YOUR TASK: Report how many lines hold the word "structured"; answer with the number alone.

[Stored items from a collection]
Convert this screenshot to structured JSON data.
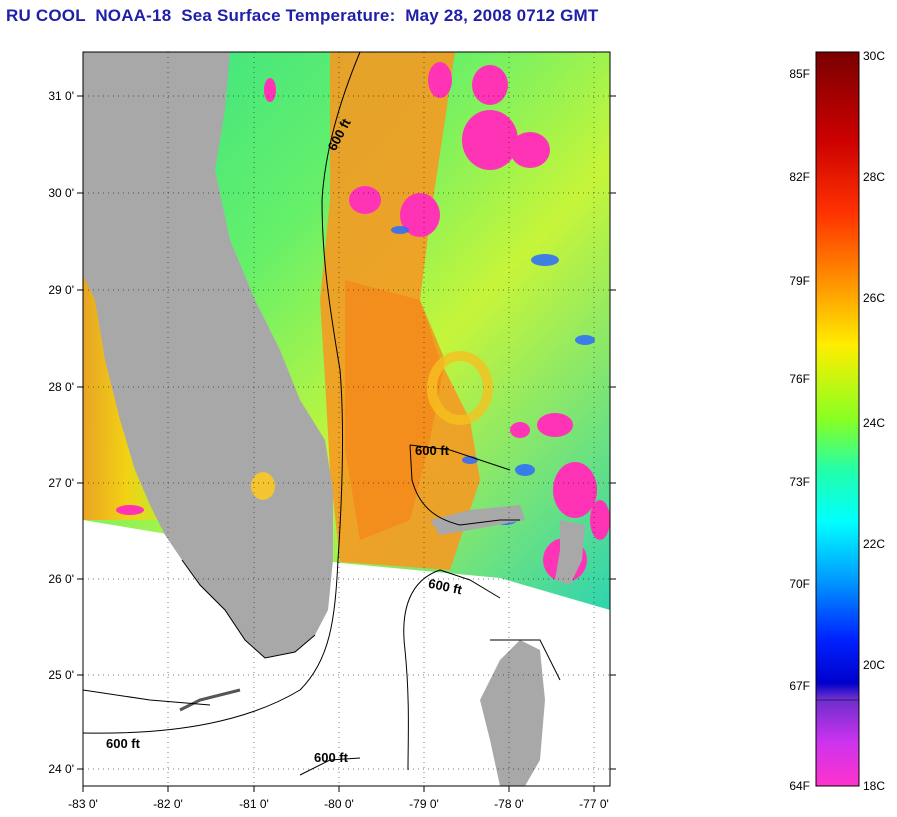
{
  "title": "RU COOL  NOAA-18  Sea Surface Temperature:  May 28, 2008 0712 GMT",
  "map": {
    "latitude_labels": [
      "31 0'",
      "30 0'",
      "29 0'",
      "28 0'",
      "27 0'",
      "26 0'",
      "25 0'",
      "24 0'"
    ],
    "longitude_labels": [
      "-83 0'",
      "-82 0'",
      "-81 0'",
      "-80 0'",
      "-79 0'",
      "-78 0'",
      "-77 0'"
    ],
    "contour_labels": [
      "600 ft",
      "600 ft",
      "600 ft",
      "600 ft",
      "600 ft"
    ],
    "colors": {
      "land": "#a8a8a8",
      "no_data": "#ffffff",
      "cloud": "#ff33b5",
      "frame": "#000000"
    }
  },
  "colorbar": {
    "fahrenheit_labels": [
      "85F",
      "82F",
      "79F",
      "76F",
      "73F",
      "70F",
      "67F",
      "64F"
    ],
    "celsius_labels": [
      "30C",
      "28C",
      "26C",
      "24C",
      "22C",
      "20C",
      "18C"
    ],
    "stops": [
      "#800000",
      "#cc0000",
      "#ff3300",
      "#ff9900",
      "#ffff00",
      "#66ff33",
      "#00ffcc",
      "#00bbff",
      "#0040ff",
      "#0000cc",
      "#8033ff",
      "#ff33cc"
    ]
  }
}
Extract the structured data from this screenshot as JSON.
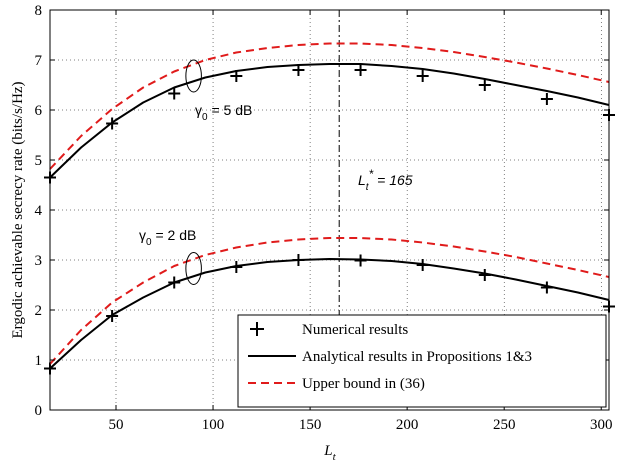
{
  "chart_data": {
    "type": "line",
    "xlabel": "L",
    "xlabel_sub": "t",
    "ylabel": "Ergodic achievable secrecy rate (bits/s/Hz)",
    "xlim": [
      16,
      304
    ],
    "ylim": [
      0,
      8
    ],
    "xticks": [
      50,
      100,
      150,
      200,
      250,
      300
    ],
    "yticks": [
      0,
      1,
      2,
      3,
      4,
      5,
      6,
      7,
      8
    ],
    "grid": true,
    "legend_position": "bottom-right",
    "vline_x": 165,
    "annotations": {
      "opt": {
        "pre": "L",
        "sub": "t",
        "sup": "*",
        "post": " = 165"
      },
      "g5": {
        "pre": "γ",
        "sub": "0",
        "post": " = 5 dB"
      },
      "g2": {
        "pre": "γ",
        "sub": "0",
        "post": " = 2 dB"
      }
    },
    "series": [
      {
        "name": "Numerical results",
        "style": "plus-markers",
        "color": "#000000",
        "groups": [
          {
            "x": [
              16,
              48,
              80,
              112,
              144,
              176,
              208,
              240,
              272,
              304
            ],
            "y": [
              4.65,
              5.73,
              6.33,
              6.68,
              6.8,
              6.8,
              6.68,
              6.5,
              6.22,
              5.9
            ]
          },
          {
            "x": [
              16,
              48,
              80,
              112,
              144,
              176,
              208,
              240,
              272,
              304
            ],
            "y": [
              0.83,
              1.88,
              2.55,
              2.86,
              3.0,
              2.99,
              2.9,
              2.7,
              2.45,
              2.07
            ]
          }
        ]
      },
      {
        "name": "Analytical results in Propositions 1&3",
        "style": "solid",
        "color": "#000000",
        "groups": [
          {
            "x": [
              16,
              32,
              48,
              64,
              80,
              96,
              112,
              128,
              144,
              160,
              176,
              192,
              208,
              224,
              240,
              256,
              272,
              288,
              304
            ],
            "y": [
              4.65,
              5.25,
              5.75,
              6.15,
              6.45,
              6.65,
              6.78,
              6.86,
              6.9,
              6.92,
              6.92,
              6.88,
              6.82,
              6.73,
              6.62,
              6.5,
              6.38,
              6.25,
              6.1
            ]
          },
          {
            "x": [
              16,
              32,
              48,
              64,
              80,
              96,
              112,
              128,
              144,
              160,
              176,
              192,
              208,
              224,
              240,
              256,
              272,
              288,
              304
            ],
            "y": [
              0.83,
              1.4,
              1.9,
              2.25,
              2.55,
              2.75,
              2.88,
              2.96,
              3.0,
              3.02,
              3.01,
              2.98,
              2.92,
              2.83,
              2.73,
              2.61,
              2.48,
              2.35,
              2.2
            ]
          }
        ]
      },
      {
        "name": "Upper bound in (36)",
        "style": "dashed",
        "color": "#e01b1b",
        "groups": [
          {
            "x": [
              16,
              32,
              48,
              64,
              80,
              96,
              112,
              128,
              144,
              160,
              176,
              192,
              208,
              224,
              240,
              256,
              272,
              288,
              304
            ],
            "y": [
              4.82,
              5.48,
              6.02,
              6.45,
              6.77,
              7.0,
              7.15,
              7.24,
              7.3,
              7.33,
              7.33,
              7.3,
              7.24,
              7.16,
              7.06,
              6.95,
              6.83,
              6.7,
              6.56
            ]
          },
          {
            "x": [
              16,
              32,
              48,
              64,
              80,
              96,
              112,
              128,
              144,
              160,
              176,
              192,
              208,
              224,
              240,
              256,
              272,
              288,
              304
            ],
            "y": [
              0.92,
              1.6,
              2.15,
              2.55,
              2.88,
              3.1,
              3.25,
              3.35,
              3.41,
              3.44,
              3.44,
              3.41,
              3.35,
              3.27,
              3.17,
              3.06,
              2.93,
              2.8,
              2.66
            ]
          }
        ]
      }
    ],
    "ellipses": [
      {
        "cx": 90,
        "cy": 6.68,
        "rx": 4,
        "ry": 0.32
      },
      {
        "cx": 90,
        "cy": 2.83,
        "rx": 4,
        "ry": 0.32
      }
    ]
  }
}
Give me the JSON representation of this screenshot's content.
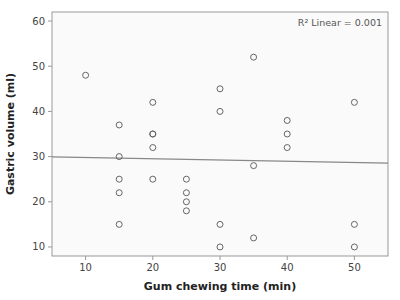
{
  "chart_data": {
    "type": "scatter",
    "x_label": "Gum chewing time (min)",
    "y_label": "Gastric volume (ml)",
    "annotation": "R² Linear = 0.001",
    "xlim": [
      5,
      55
    ],
    "ylim": [
      8,
      62
    ],
    "xticks": [
      10,
      20,
      30,
      40,
      50
    ],
    "yticks": [
      10,
      20,
      30,
      40,
      50,
      60
    ],
    "grid": false,
    "series": [
      {
        "type": "scatter",
        "marker": "open",
        "color": "#666666",
        "x": [
          10,
          15,
          15,
          15,
          15,
          15,
          20,
          20,
          20,
          20,
          20,
          25,
          25,
          25,
          25,
          30,
          30,
          30,
          30,
          35,
          35,
          35,
          40,
          40,
          40,
          50,
          50,
          50
        ],
        "values": [
          48,
          37,
          25,
          22,
          15,
          30,
          42,
          35,
          35,
          32,
          25,
          20,
          25,
          22,
          18,
          45,
          40,
          15,
          10,
          52,
          28,
          12,
          38,
          35,
          32,
          15,
          42,
          10
        ]
      },
      {
        "type": "line",
        "line_style": "solid",
        "color": "#888888",
        "x": [
          5,
          55
        ],
        "values": [
          29.95,
          28.55
        ]
      }
    ]
  }
}
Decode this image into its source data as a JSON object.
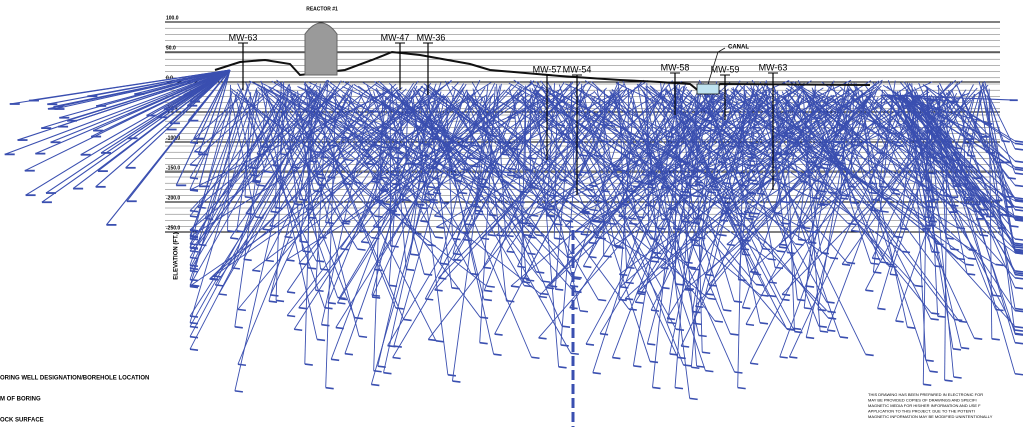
{
  "drawing": {
    "reactor_label": "REACTOR #1",
    "canal_label": "CANAL",
    "wells": [
      "MW-63",
      "MW-47",
      "MW-36",
      "MW-57",
      "MW-54",
      "MW-58",
      "MW-59",
      "MW-63"
    ],
    "elevations": [
      "100.0",
      "50.0",
      "0.0",
      "-50.0",
      "-100.0",
      "-150.0",
      "-200.0",
      "-250.0"
    ],
    "axis_label": "ELEVATION (FT.)",
    "legend": [
      "ORING WELL DESIGNATION/BOREHOLE LOCATION",
      "M OF BORING",
      "OCK SURFACE"
    ],
    "note": [
      "THIS DRAWING HAS BEEN PREPARED IN ELECTRONIC FOR",
      "MAY BE PROVIDED COPIES OF DRAWINGS AND SPECIFI",
      "MAGNETIC MEDIA FOR HIS/HER INFORMATION AND USE F",
      "APPLICATION TO THIS PROJECT. DUE TO THE POTENTI",
      "MAGNETIC INFORMATION MAY BE MODIFIED UNINTENTIONALLY"
    ]
  }
}
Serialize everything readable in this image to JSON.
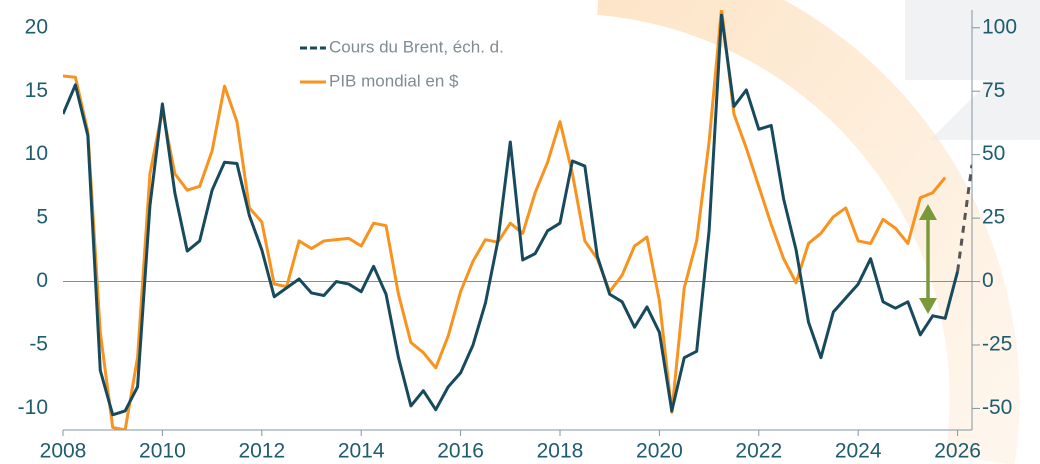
{
  "chart_data": {
    "type": "line",
    "xlim": [
      2008,
      2026.29
    ],
    "xticks": [
      2008,
      2010,
      2012,
      2014,
      2016,
      2018,
      2020,
      2022,
      2024,
      2026
    ],
    "ylim": [
      -11.7,
      21.4
    ],
    "yticks": [
      -10,
      -5,
      0,
      5,
      10,
      15,
      20
    ],
    "y2lim": [
      -58.5,
      107
    ],
    "y2ticks": [
      -50,
      -25,
      0,
      25,
      50,
      75,
      100
    ],
    "series": [
      {
        "name": "Cours du Brent, éch. d.",
        "color": "#174a5c",
        "axis": "y2",
        "x": [
          2008,
          2008.25,
          2008.5,
          2008.75,
          2009,
          2009.25,
          2009.5,
          2009.75,
          2010,
          2010.25,
          2010.5,
          2010.75,
          2011,
          2011.25,
          2011.5,
          2011.75,
          2012,
          2012.25,
          2012.5,
          2012.75,
          2013,
          2013.25,
          2013.5,
          2013.75,
          2014,
          2014.25,
          2014.5,
          2014.75,
          2015,
          2015.25,
          2015.5,
          2015.75,
          2016,
          2016.25,
          2016.5,
          2016.75,
          2017,
          2017.25,
          2017.5,
          2017.75,
          2018,
          2018.25,
          2018.5,
          2018.75,
          2019,
          2019.25,
          2019.5,
          2019.75,
          2020,
          2020.25,
          2020.5,
          2020.75,
          2021,
          2021.25,
          2021.5,
          2021.75,
          2022,
          2022.25,
          2022.5,
          2022.75,
          2023,
          2023.25,
          2023.5,
          2023.75,
          2024,
          2024.25,
          2024.5,
          2024.75,
          2025,
          2025.25,
          2025.5,
          2025.75,
          2026
        ],
        "values": [
          66,
          77.5,
          57.5,
          -35,
          -52.5,
          -51,
          -41.5,
          30,
          70,
          35,
          12,
          16,
          36,
          47,
          46.5,
          26,
          12.5,
          -6,
          -2.5,
          1,
          -4.5,
          -5.5,
          0,
          -1,
          -4,
          6,
          -5,
          -30,
          -49,
          -43,
          -50.5,
          -41.5,
          -36,
          -25,
          -8.5,
          16,
          55,
          8.5,
          11,
          20,
          23,
          47.5,
          45.5,
          10,
          -5,
          -8,
          -18,
          -10,
          -20,
          -51,
          -30,
          -27.5,
          20,
          105,
          69,
          75.5,
          60,
          61.5,
          32.5,
          12.5,
          -16,
          -30,
          -12,
          -6.5,
          -1,
          9,
          -8,
          -10.5,
          -8,
          -21,
          -13.5,
          -14.5,
          4
        ],
        "projection": {
          "x": [
            2026,
            2026.29
          ],
          "values": [
            4,
            46
          ]
        }
      },
      {
        "name": "PIB mondial en $",
        "color": "#f7931e",
        "x": [
          2008,
          2008.25,
          2008.5,
          2008.75,
          2009,
          2009.25,
          2009.5,
          2009.75,
          2010,
          2010.25,
          2010.5,
          2010.75,
          2011,
          2011.25,
          2011.5,
          2011.75,
          2012,
          2012.25,
          2012.5,
          2012.75,
          2013,
          2013.25,
          2013.5,
          2013.75,
          2014,
          2014.25,
          2014.5,
          2014.75,
          2015,
          2015.25,
          2015.5,
          2015.75,
          2016,
          2016.25,
          2016.5,
          2016.75,
          2017,
          2017.25,
          2017.5,
          2017.75,
          2018,
          2018.25,
          2018.5,
          2018.75,
          2019,
          2019.25,
          2019.5,
          2019.75,
          2020,
          2020.25,
          2020.5,
          2020.75,
          2021,
          2021.25,
          2021.5,
          2021.75,
          2022,
          2022.25,
          2022.5,
          2022.75,
          2023,
          2023.25,
          2023.5,
          2023.75,
          2024,
          2024.25,
          2024.5,
          2024.75,
          2025,
          2025.25,
          2025.5,
          2025.75
        ],
        "values": [
          16.2,
          16.1,
          11.8,
          -4,
          -11.5,
          -11.7,
          -6,
          8.5,
          13.5,
          8.5,
          7.2,
          7.5,
          10.3,
          15.4,
          12.6,
          5.8,
          4.7,
          -0.2,
          -0.4,
          3.2,
          2.6,
          3.2,
          3.3,
          3.4,
          2.8,
          4.6,
          4.4,
          -1,
          -4.8,
          -5.6,
          -6.8,
          -4.3,
          -0.8,
          1.6,
          3.3,
          3.1,
          4.6,
          3.8,
          7,
          9.4,
          12.6,
          8.5,
          3.2,
          1.8,
          -0.8,
          0.5,
          2.8,
          3.5,
          -1.5,
          -10.3,
          -0.5,
          3.2,
          11,
          21.5,
          13.2,
          10.5,
          7.5,
          4.5,
          1.8,
          -0.1,
          3,
          3.8,
          5.1,
          5.8,
          3.2,
          3,
          4.9,
          4.2,
          3,
          6.6,
          7,
          8.2
        ]
      }
    ]
  }
}
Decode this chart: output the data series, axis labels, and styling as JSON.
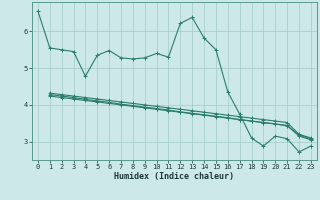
{
  "xlabel": "Humidex (Indice chaleur)",
  "bg_color": "#cce8e8",
  "grid_color": "#aacece",
  "line_color": "#2a7d6e",
  "xlim": [
    -0.5,
    23.5
  ],
  "ylim": [
    2.5,
    6.8
  ],
  "yticks": [
    3,
    4,
    5,
    6
  ],
  "xticks": [
    0,
    1,
    2,
    3,
    4,
    5,
    6,
    7,
    8,
    9,
    10,
    11,
    12,
    13,
    14,
    15,
    16,
    17,
    18,
    19,
    20,
    21,
    22,
    23
  ],
  "line1_x": [
    0,
    1,
    2,
    3,
    4,
    5,
    6,
    7,
    8,
    9,
    10,
    11,
    12,
    13,
    14,
    15,
    16,
    17,
    18,
    19,
    20,
    21,
    22,
    23
  ],
  "line1_y": [
    6.55,
    5.55,
    5.5,
    5.45,
    4.78,
    5.35,
    5.48,
    5.28,
    5.25,
    5.28,
    5.4,
    5.3,
    6.22,
    6.38,
    5.82,
    5.5,
    4.35,
    3.75,
    3.1,
    2.88,
    3.15,
    3.08,
    2.72,
    2.88
  ],
  "line2_x": [
    1,
    2,
    3,
    4,
    5,
    6,
    7,
    8,
    9,
    10,
    11,
    12,
    13,
    14,
    15,
    16,
    17,
    18,
    19,
    20,
    21,
    22,
    23
  ],
  "line2_y": [
    4.32,
    4.28,
    4.24,
    4.2,
    4.16,
    4.12,
    4.08,
    4.04,
    4.0,
    3.96,
    3.92,
    3.88,
    3.84,
    3.8,
    3.76,
    3.72,
    3.68,
    3.64,
    3.6,
    3.56,
    3.52,
    3.2,
    3.1
  ],
  "line3_x": [
    1,
    2,
    3,
    4,
    5,
    6,
    7,
    8,
    9,
    10,
    11,
    12,
    13,
    14,
    15,
    16,
    17,
    18,
    19,
    20,
    21,
    22,
    23
  ],
  "line3_y": [
    4.28,
    4.24,
    4.2,
    4.15,
    4.11,
    4.07,
    4.02,
    3.98,
    3.94,
    3.9,
    3.86,
    3.81,
    3.77,
    3.73,
    3.69,
    3.65,
    3.6,
    3.56,
    3.52,
    3.48,
    3.43,
    3.18,
    3.08
  ],
  "line4_x": [
    1,
    2,
    3,
    4,
    5,
    6,
    7,
    8,
    9,
    10,
    11,
    12,
    13,
    14,
    15,
    16,
    17,
    18,
    19,
    20,
    21,
    22,
    23
  ],
  "line4_y": [
    4.24,
    4.2,
    4.16,
    4.12,
    4.08,
    4.04,
    4.0,
    3.96,
    3.92,
    3.88,
    3.84,
    3.8,
    3.76,
    3.72,
    3.68,
    3.64,
    3.6,
    3.56,
    3.52,
    3.48,
    3.44,
    3.15,
    3.05
  ]
}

RIGHT ANSWER: 2